Within the listing below, locate all lines containing the word "image". Copy each one.

Begin RECORD SET

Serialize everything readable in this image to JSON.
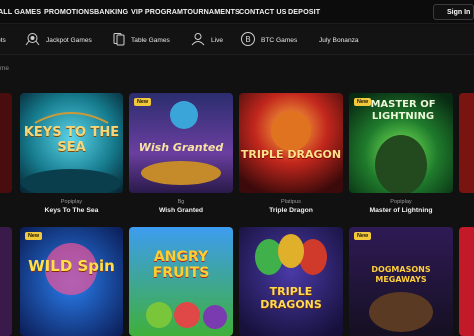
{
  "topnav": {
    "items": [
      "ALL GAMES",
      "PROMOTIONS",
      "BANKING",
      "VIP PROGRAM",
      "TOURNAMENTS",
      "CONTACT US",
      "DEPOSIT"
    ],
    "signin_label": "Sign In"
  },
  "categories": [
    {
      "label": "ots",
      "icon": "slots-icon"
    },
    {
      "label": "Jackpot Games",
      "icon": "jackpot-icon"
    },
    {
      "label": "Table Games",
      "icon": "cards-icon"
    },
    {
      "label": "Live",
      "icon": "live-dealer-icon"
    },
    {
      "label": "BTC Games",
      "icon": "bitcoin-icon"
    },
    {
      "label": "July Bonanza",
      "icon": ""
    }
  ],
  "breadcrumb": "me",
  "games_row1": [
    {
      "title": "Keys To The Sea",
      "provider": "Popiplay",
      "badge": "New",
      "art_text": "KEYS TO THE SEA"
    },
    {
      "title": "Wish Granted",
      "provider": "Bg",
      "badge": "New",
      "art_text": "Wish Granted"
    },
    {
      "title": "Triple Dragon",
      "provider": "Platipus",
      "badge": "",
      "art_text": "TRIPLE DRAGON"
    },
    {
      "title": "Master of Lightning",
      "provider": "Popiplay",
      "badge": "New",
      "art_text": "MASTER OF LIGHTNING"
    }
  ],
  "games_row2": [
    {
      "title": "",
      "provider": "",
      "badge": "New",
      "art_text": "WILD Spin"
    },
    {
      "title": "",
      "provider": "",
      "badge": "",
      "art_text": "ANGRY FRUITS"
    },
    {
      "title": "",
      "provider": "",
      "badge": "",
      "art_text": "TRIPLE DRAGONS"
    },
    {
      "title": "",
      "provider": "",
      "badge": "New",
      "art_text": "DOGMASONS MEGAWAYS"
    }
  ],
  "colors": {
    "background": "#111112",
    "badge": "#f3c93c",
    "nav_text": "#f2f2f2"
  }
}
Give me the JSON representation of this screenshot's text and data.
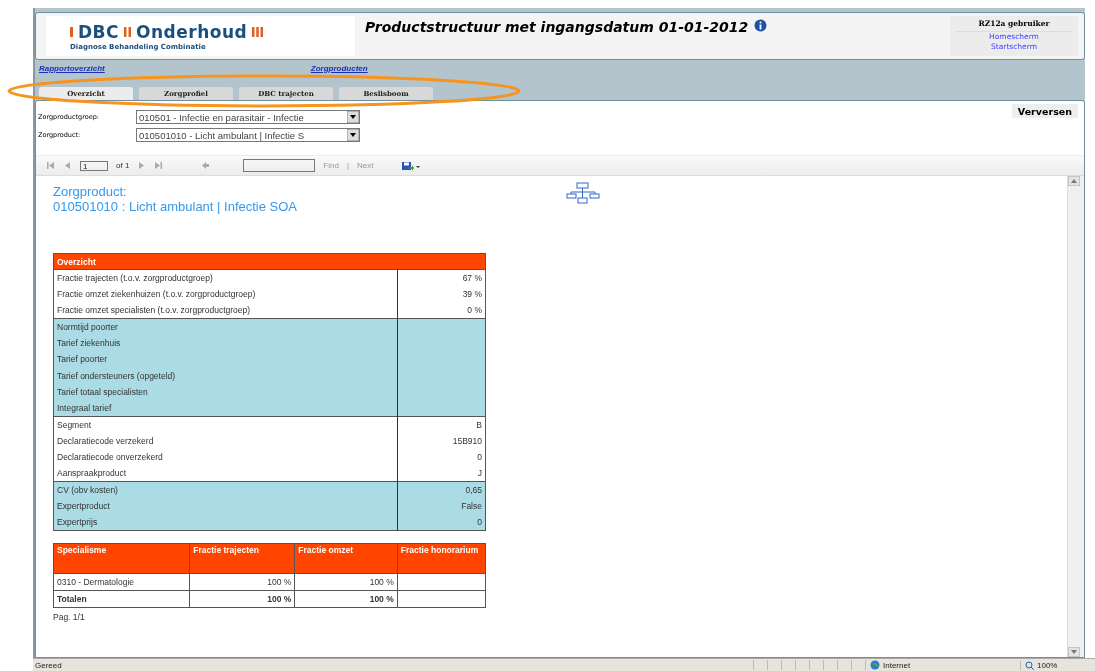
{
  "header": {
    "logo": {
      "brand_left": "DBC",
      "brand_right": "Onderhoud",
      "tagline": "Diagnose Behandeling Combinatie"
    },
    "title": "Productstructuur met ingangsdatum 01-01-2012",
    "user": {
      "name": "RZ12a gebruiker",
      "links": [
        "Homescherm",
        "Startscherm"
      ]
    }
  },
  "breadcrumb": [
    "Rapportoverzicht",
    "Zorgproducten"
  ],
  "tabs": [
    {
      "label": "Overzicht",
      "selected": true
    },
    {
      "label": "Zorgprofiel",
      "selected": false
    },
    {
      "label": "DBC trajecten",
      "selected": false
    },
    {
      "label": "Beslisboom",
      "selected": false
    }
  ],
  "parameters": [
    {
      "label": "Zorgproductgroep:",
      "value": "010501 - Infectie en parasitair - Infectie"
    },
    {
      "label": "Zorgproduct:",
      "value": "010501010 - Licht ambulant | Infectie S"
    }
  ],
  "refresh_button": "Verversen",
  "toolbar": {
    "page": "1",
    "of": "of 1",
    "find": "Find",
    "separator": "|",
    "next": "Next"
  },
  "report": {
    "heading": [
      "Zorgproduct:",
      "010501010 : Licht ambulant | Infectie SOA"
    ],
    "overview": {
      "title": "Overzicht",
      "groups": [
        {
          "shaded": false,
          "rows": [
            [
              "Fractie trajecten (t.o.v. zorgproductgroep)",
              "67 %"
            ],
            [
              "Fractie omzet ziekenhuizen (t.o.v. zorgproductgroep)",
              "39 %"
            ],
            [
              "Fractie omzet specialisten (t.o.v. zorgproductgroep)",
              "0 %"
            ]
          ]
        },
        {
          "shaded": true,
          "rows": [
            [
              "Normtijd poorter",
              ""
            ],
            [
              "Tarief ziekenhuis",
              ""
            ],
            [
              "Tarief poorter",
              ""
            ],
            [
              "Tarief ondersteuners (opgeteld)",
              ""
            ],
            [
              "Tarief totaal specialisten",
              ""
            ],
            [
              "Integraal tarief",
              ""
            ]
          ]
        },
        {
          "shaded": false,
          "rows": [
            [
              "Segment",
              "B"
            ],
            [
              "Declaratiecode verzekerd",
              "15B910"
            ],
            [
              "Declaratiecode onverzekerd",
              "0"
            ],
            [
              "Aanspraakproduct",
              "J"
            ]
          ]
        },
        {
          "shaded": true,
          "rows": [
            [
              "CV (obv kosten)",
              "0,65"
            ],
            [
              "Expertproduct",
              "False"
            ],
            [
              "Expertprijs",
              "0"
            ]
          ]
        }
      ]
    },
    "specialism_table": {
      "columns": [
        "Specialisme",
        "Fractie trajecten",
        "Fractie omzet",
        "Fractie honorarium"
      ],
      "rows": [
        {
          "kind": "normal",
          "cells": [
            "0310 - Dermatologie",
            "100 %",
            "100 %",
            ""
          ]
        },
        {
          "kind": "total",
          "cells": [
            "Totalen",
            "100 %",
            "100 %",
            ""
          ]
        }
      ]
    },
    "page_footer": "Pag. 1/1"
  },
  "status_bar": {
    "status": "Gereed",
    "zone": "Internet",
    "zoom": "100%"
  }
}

End RECORD SET
Begin RECORD SET

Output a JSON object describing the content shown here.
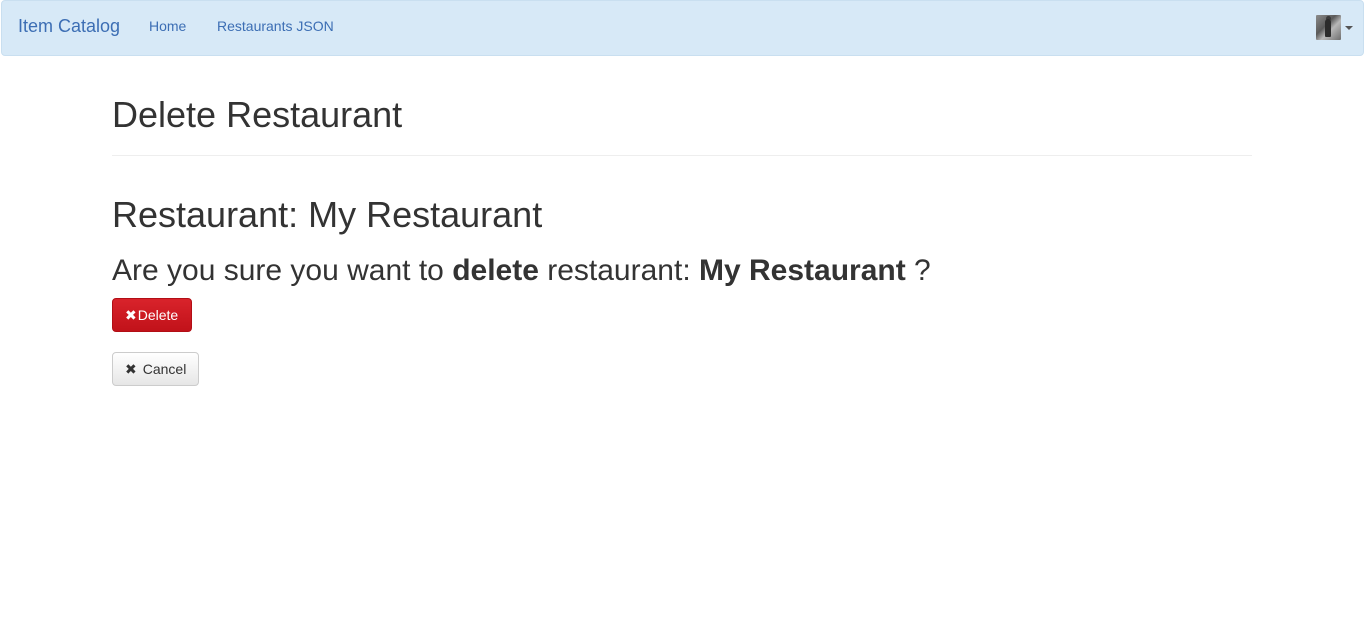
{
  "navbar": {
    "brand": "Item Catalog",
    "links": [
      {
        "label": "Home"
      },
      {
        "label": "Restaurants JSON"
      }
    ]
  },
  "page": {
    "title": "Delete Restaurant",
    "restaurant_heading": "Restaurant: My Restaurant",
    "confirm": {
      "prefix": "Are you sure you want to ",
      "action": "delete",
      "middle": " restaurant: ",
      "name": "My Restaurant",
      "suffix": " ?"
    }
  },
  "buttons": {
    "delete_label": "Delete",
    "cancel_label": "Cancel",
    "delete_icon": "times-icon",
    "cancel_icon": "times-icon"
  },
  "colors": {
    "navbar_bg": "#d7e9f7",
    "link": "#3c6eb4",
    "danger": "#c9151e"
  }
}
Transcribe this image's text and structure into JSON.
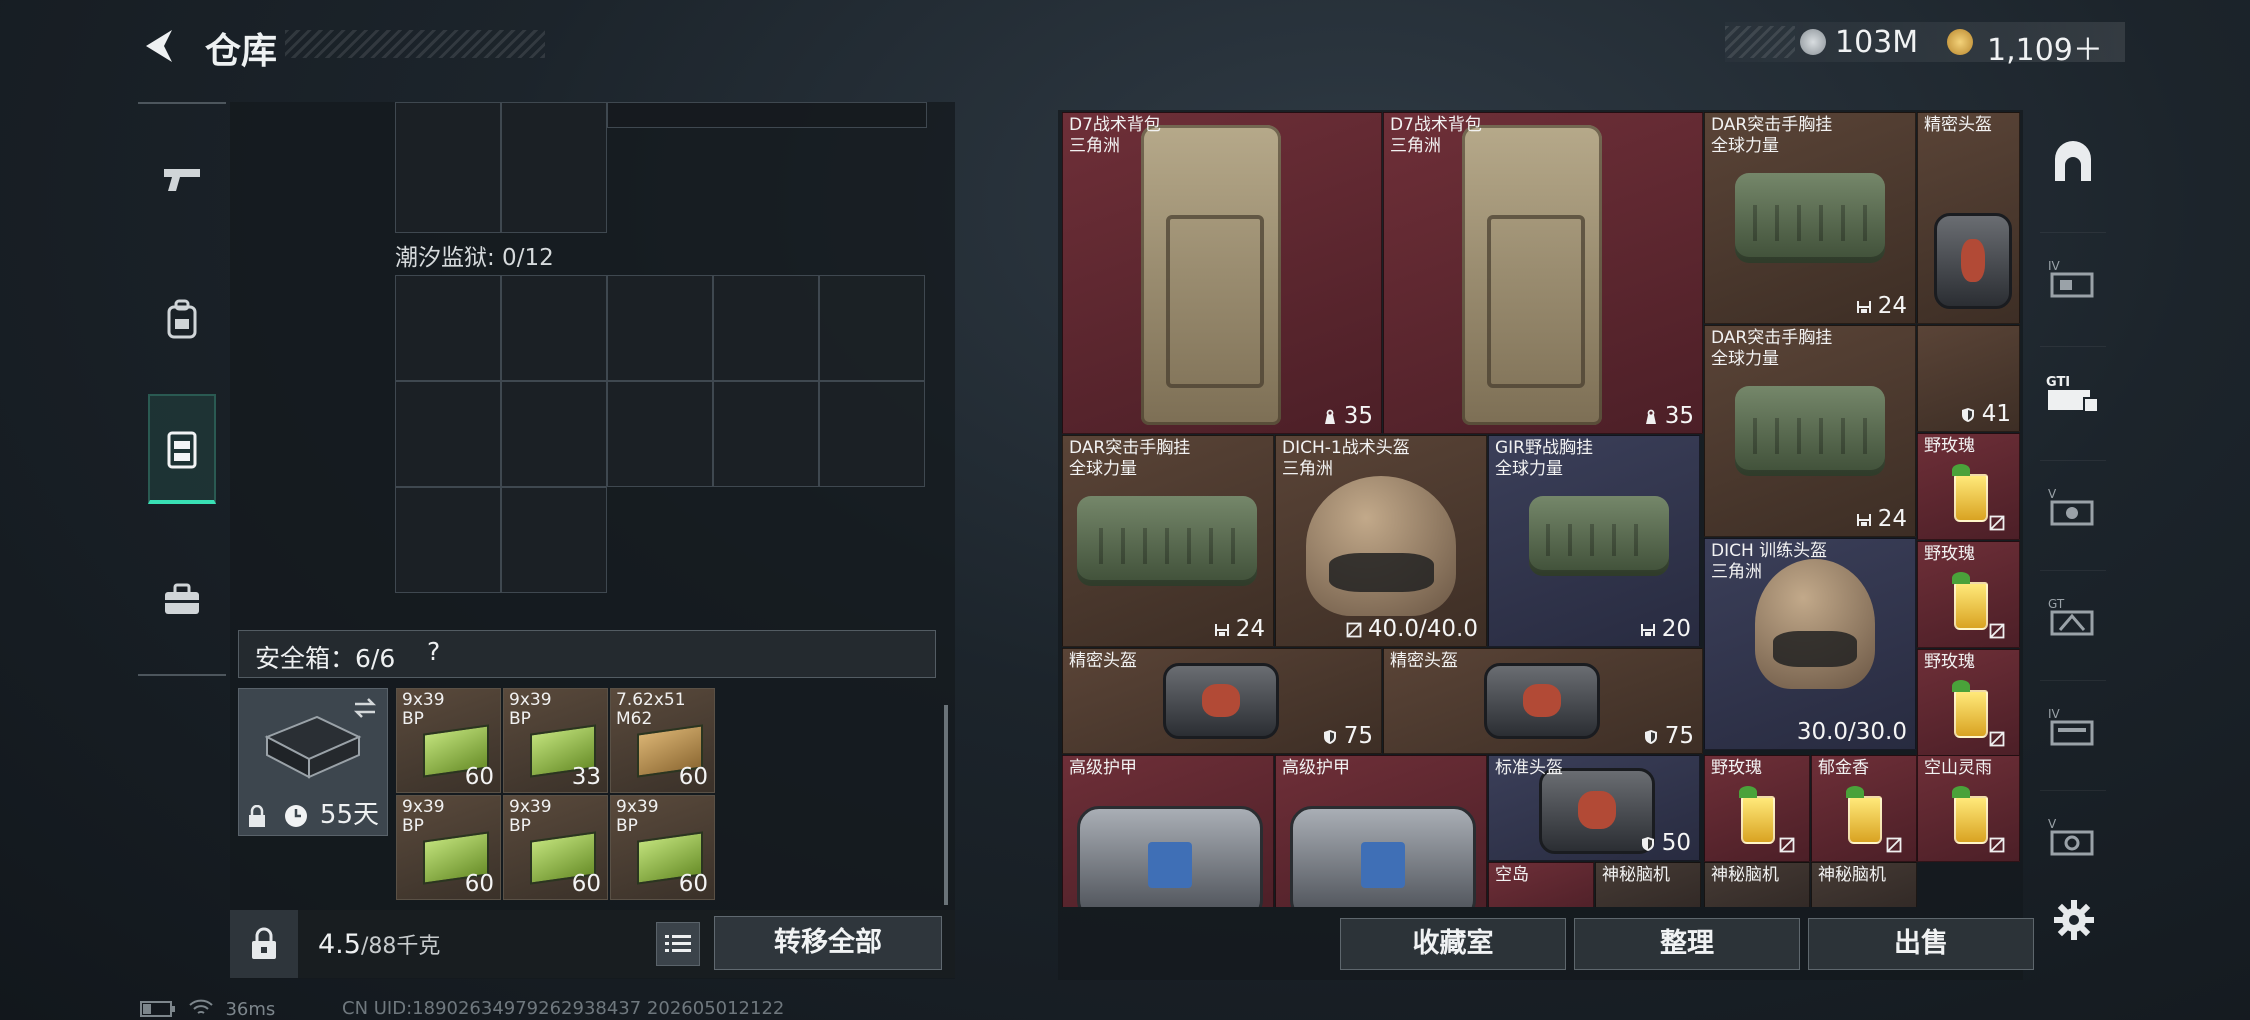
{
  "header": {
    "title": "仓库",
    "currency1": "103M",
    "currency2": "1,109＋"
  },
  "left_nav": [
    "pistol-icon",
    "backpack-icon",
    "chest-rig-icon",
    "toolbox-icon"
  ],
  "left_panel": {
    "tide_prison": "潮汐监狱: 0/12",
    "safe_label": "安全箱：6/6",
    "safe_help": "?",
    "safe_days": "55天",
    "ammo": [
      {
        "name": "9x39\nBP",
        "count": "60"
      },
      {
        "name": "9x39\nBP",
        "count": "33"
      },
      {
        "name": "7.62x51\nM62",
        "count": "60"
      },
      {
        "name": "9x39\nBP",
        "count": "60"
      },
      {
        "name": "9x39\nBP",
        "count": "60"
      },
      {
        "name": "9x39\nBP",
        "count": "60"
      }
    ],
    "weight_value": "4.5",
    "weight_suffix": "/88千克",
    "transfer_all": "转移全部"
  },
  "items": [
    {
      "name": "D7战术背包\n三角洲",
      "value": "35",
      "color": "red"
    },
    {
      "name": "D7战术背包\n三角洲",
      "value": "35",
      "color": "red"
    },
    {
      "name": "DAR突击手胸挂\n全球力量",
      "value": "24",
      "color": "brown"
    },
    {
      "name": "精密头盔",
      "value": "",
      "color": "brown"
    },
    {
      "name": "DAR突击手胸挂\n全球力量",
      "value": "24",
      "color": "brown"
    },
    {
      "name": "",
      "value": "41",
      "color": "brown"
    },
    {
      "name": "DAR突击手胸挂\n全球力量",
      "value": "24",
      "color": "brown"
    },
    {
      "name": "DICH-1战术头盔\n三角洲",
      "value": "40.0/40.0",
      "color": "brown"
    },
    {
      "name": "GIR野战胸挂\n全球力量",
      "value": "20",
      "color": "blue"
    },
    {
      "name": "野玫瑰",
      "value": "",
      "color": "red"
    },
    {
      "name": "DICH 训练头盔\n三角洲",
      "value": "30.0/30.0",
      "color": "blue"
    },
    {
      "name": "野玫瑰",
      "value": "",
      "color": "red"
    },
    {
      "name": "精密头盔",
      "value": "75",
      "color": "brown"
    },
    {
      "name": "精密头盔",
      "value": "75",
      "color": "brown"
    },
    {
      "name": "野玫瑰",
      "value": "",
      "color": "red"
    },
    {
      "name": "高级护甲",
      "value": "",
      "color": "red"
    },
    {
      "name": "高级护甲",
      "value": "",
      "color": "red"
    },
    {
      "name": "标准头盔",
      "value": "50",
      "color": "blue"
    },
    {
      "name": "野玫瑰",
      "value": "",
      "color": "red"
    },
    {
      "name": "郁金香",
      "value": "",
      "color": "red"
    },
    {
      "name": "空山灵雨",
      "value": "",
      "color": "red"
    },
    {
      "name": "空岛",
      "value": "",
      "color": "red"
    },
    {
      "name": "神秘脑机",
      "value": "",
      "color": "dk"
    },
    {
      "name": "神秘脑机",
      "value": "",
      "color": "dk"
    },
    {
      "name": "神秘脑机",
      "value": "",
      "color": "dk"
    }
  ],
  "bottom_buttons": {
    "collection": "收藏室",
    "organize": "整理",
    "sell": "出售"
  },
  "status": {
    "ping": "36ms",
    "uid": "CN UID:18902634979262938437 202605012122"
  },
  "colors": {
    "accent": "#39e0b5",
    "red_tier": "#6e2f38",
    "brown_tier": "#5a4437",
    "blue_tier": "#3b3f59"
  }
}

End RECORD SET

FINAL RESULT =>
Serialize everything readable in this image to JSON.
Transcribe this image's text and structure into JSON.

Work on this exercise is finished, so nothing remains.